#### [YOUR OBJECTIVE]
Within the records below, find each line that holds the string "this", then copy it.

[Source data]
--------------------------------

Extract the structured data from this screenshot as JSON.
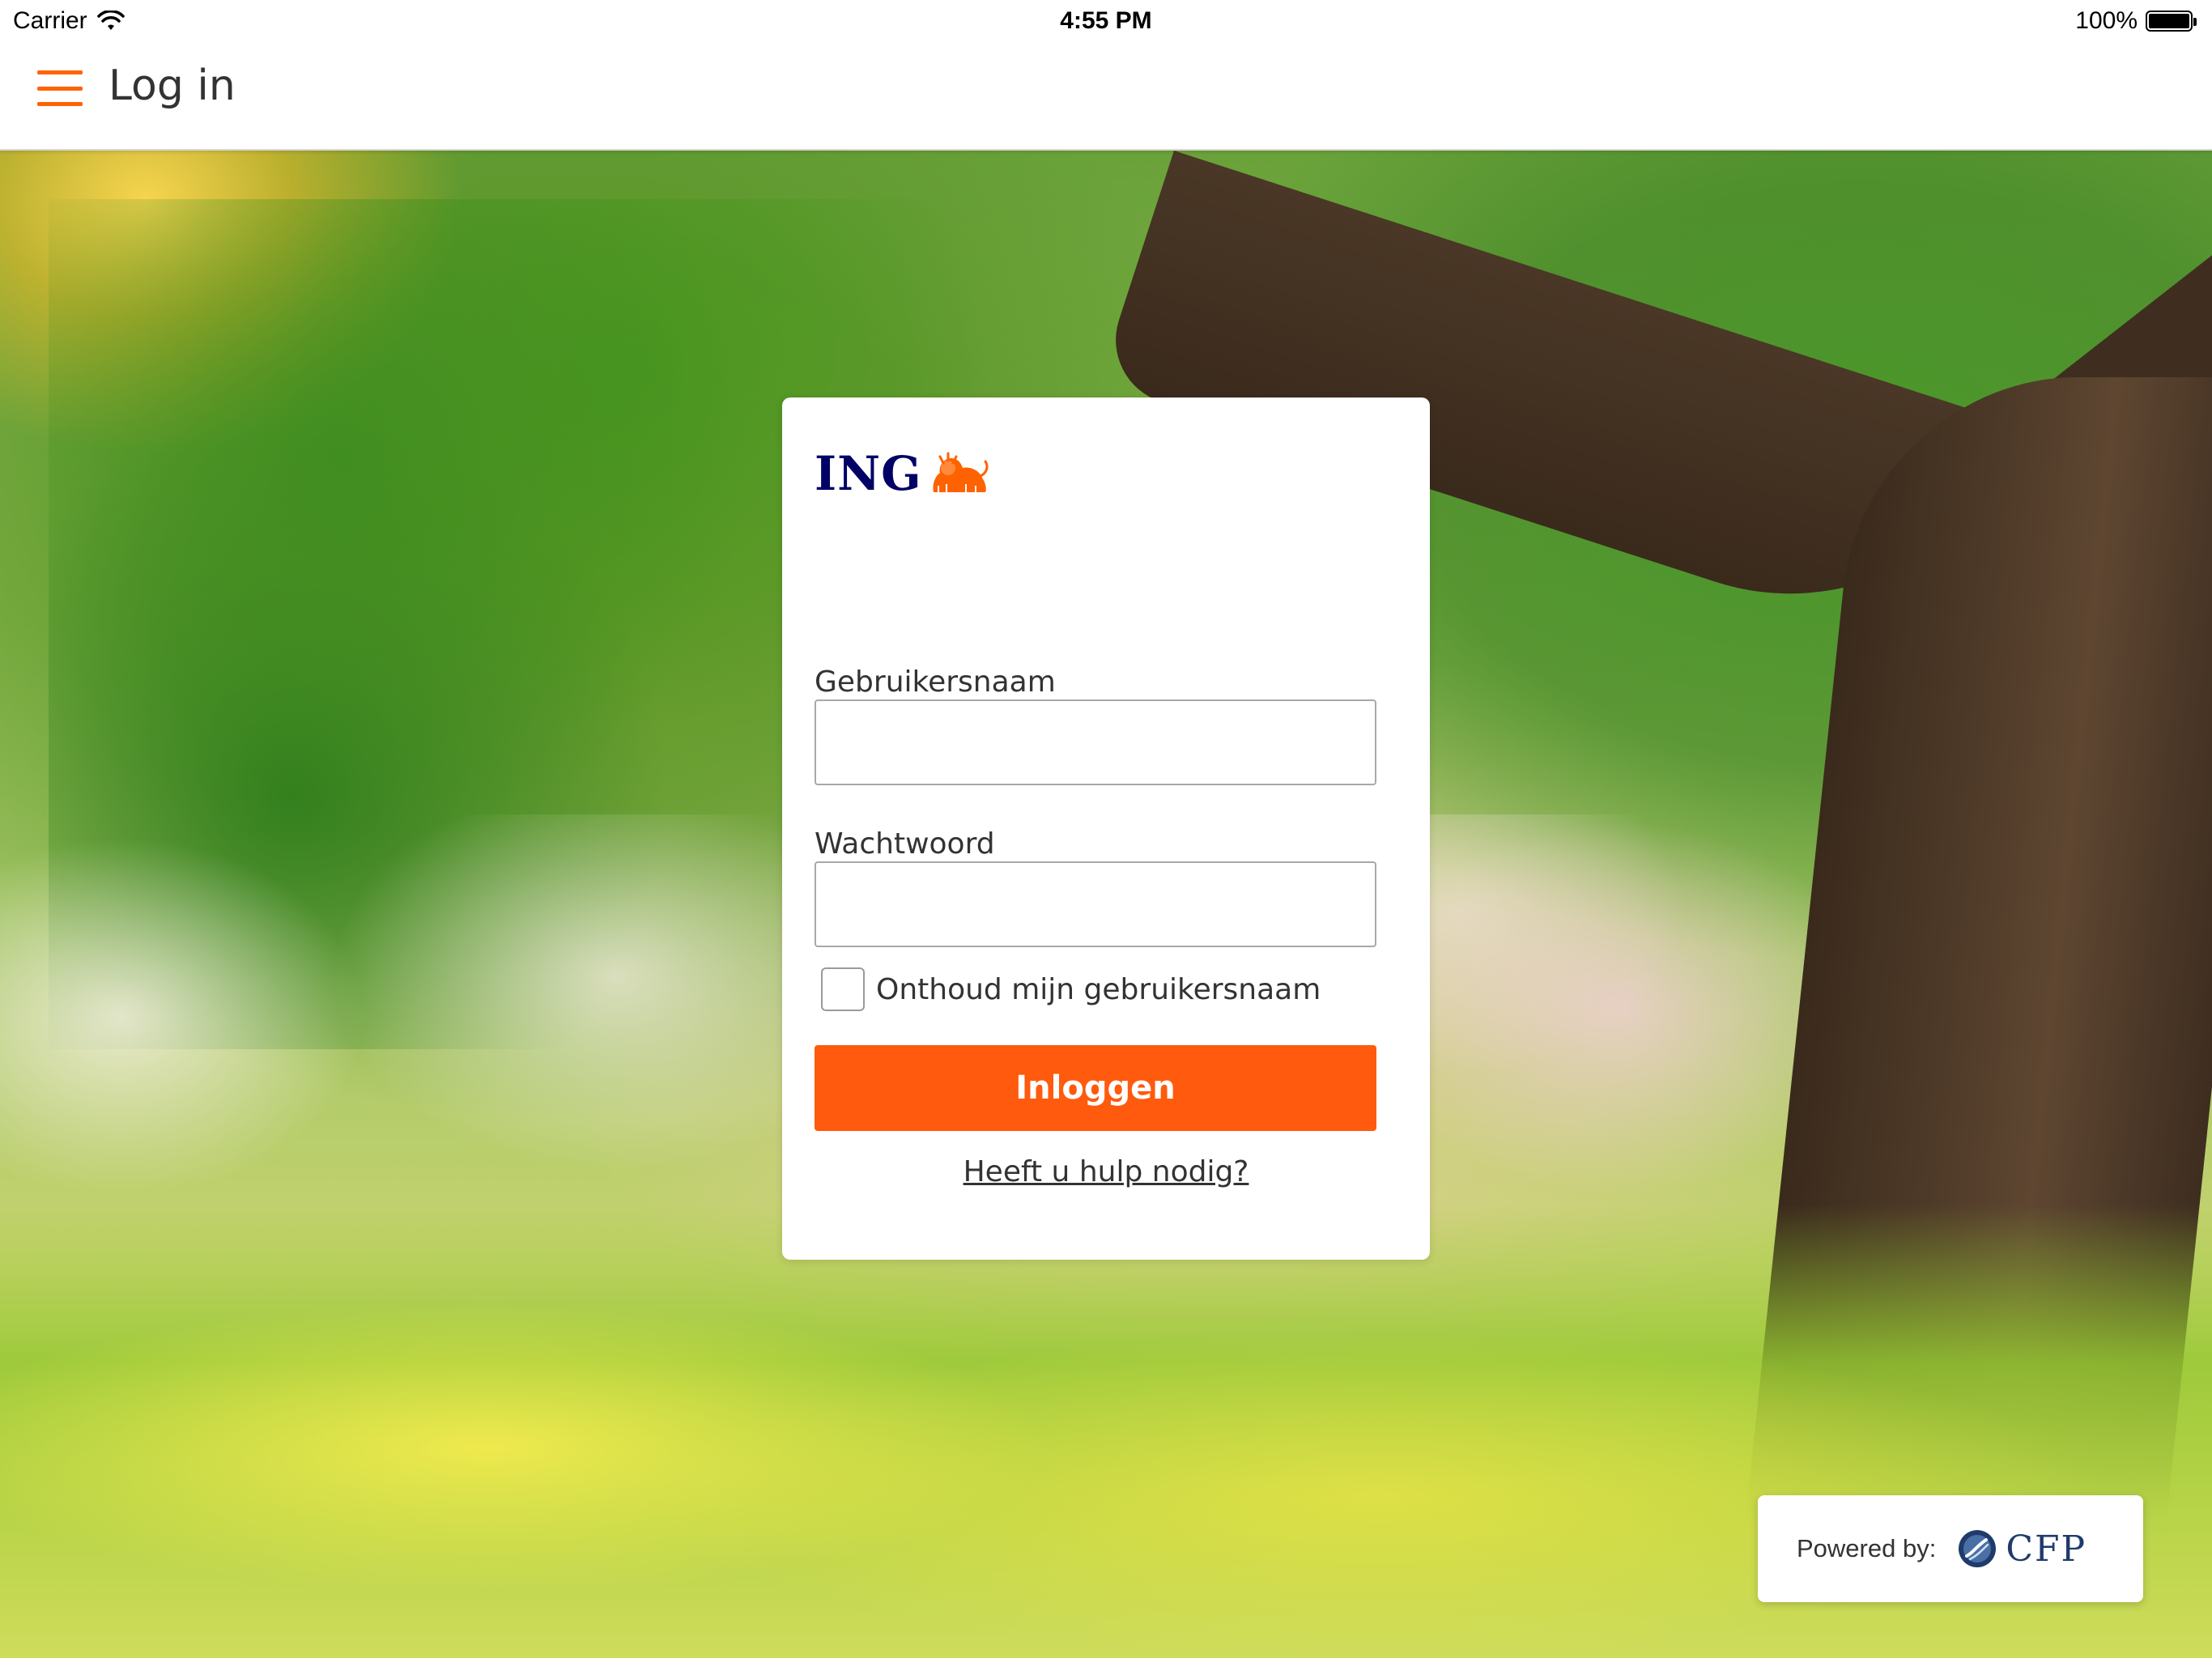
{
  "status_bar": {
    "carrier": "Carrier",
    "time": "4:55 PM",
    "battery": "100%"
  },
  "nav": {
    "title": "Log in"
  },
  "login": {
    "logo_text": "ING",
    "username_label": "Gebruikersnaam",
    "username_value": "",
    "password_label": "Wachtwoord",
    "password_value": "",
    "remember_label": "Onthoud mijn gebruikersnaam",
    "remember_checked": false,
    "submit_label": "Inloggen",
    "help_link": "Heeft u hulp nodig?"
  },
  "powered": {
    "label": "Powered by:",
    "brand": "CFP"
  },
  "colors": {
    "accent": "#ff6200",
    "button": "#ff5a0d",
    "ing_blue": "#000066",
    "cfp_blue": "#1f3b6b"
  },
  "icons": {
    "menu": "hamburger-menu-icon",
    "wifi": "wifi-icon",
    "battery": "battery-icon",
    "ing_lion": "ing-lion-icon",
    "cfp": "cfp-logo-icon"
  }
}
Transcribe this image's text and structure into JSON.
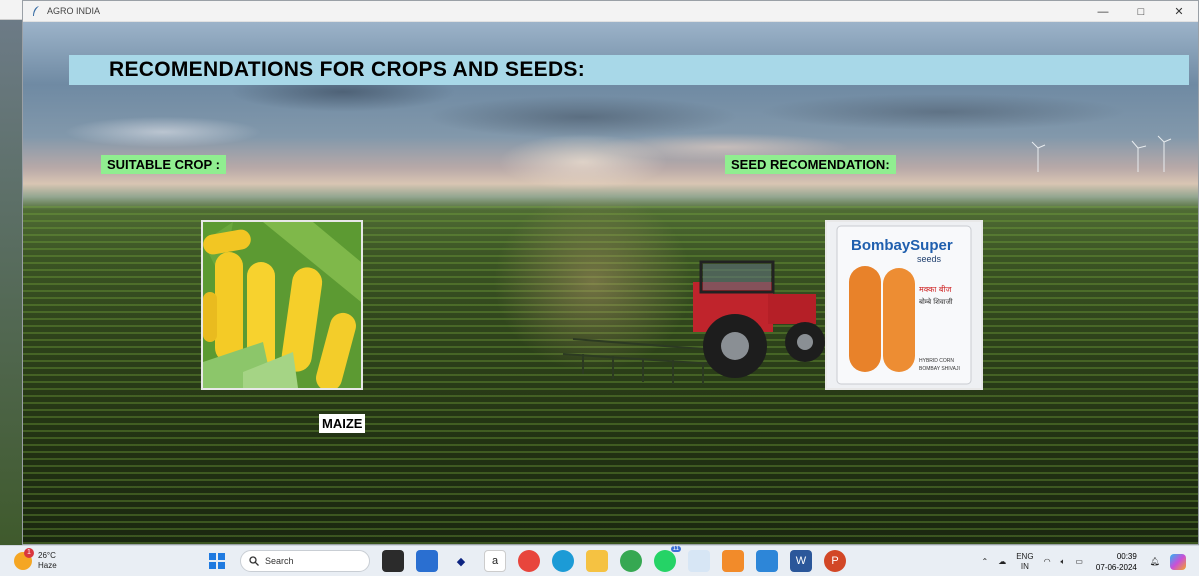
{
  "window": {
    "title": "AGRO INDIA",
    "controls": {
      "minimize": "—",
      "maximize": "□",
      "close": "✕"
    }
  },
  "content": {
    "heading": "RECOMENDATIONS FOR CROPS AND SEEDS:",
    "suitable_crop_label": "SUITABLE CROP :",
    "seed_recommendation_label": "SEED RECOMENDATION:",
    "crop_name": "MAIZE",
    "seed_brand_text": "BombaySuper",
    "seed_sub_text": "seeds",
    "seed_hindi_text": "मक्का बीज",
    "seed_hindi_sub": "बोम्बे शिवाजी",
    "seed_type_text": "HYBRID CORN",
    "seed_variety_text": "BOMBAY SHIVAJI"
  },
  "taskbar": {
    "weather": {
      "temperature": "26°C",
      "condition": "Haze",
      "badge": "1"
    },
    "search_placeholder": "Search",
    "tray": {
      "language": "ENG",
      "region": "IN",
      "time": "00:39",
      "date": "07-06-2024"
    },
    "whatsapp_badge": "11"
  }
}
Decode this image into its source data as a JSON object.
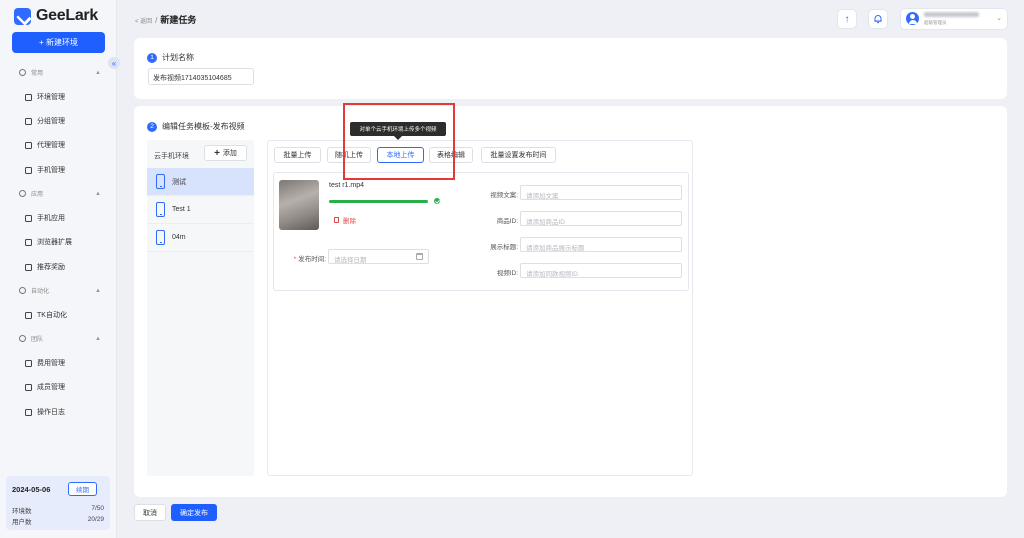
{
  "app": {
    "logo_text": "GeeLark",
    "new_env_label": "+ 新建环境",
    "collapse_glyph": "«"
  },
  "sidebar": {
    "sections": [
      {
        "label": "常用",
        "items": [
          "环境管理",
          "分组管理",
          "代理管理",
          "手机管理"
        ]
      },
      {
        "label": "应用",
        "items": [
          "手机应用",
          "浏览器扩展",
          "推荐奖励"
        ]
      },
      {
        "label": "自动化",
        "items": [
          "TK自动化"
        ]
      },
      {
        "label": "团队",
        "items": [
          "费用管理",
          "成员管理",
          "操作日志"
        ]
      }
    ],
    "quota": {
      "date": "2024-05-06",
      "renew_label": "续期",
      "env_count_label": "环境数",
      "env_count_value": "7/50",
      "user_count_label": "用户数",
      "user_count_value": "20/29"
    }
  },
  "header": {
    "back_label": "< 返回",
    "separator": "/",
    "title": "新建任务",
    "user_role": "超级管理员"
  },
  "plan": {
    "step_number": "1",
    "step_title": "计划名称",
    "name_value": "发布视频1714035104685"
  },
  "template": {
    "step_number": "2",
    "step_title": "编辑任务模板-发布视频",
    "env_header": "云手机环境",
    "add_label": "添加",
    "environments": [
      "测试",
      "Test 1",
      "04m"
    ],
    "toolbar": [
      "批量上传",
      "随机上传",
      "本地上传",
      "表格编辑",
      "批量设置发布时间"
    ],
    "active_tool": "本地上传",
    "tooltip": "对单个云手机环境上传多个视频",
    "video": {
      "file_name": "test r1.mp4",
      "progress_percent": 100,
      "delete_label": "删除",
      "publish_time_label": "发布时间:",
      "publish_time_placeholder": "请选择日期",
      "fields": [
        {
          "label": "视频文案:",
          "placeholder": "请添加文案"
        },
        {
          "label": "商品ID:",
          "placeholder": "请添加商品ID"
        },
        {
          "label": "展示标题:",
          "placeholder": "请添加商品展示标题"
        },
        {
          "label": "视频ID:",
          "placeholder": "请添加同款视频ID"
        }
      ]
    }
  },
  "footer": {
    "cancel_label": "取消",
    "confirm_label": "确定发布"
  },
  "colors": {
    "accent": "#1f5fff",
    "success": "#27b04a",
    "danger": "#e04848",
    "highlight": "#e53935"
  }
}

--------------------------------

#### [EXERCISE SOLUTION]
Extract the structured data from this screenshot as JSON.
Transcribe this image's text and structure into JSON.
Decode this image into its source data as a JSON object.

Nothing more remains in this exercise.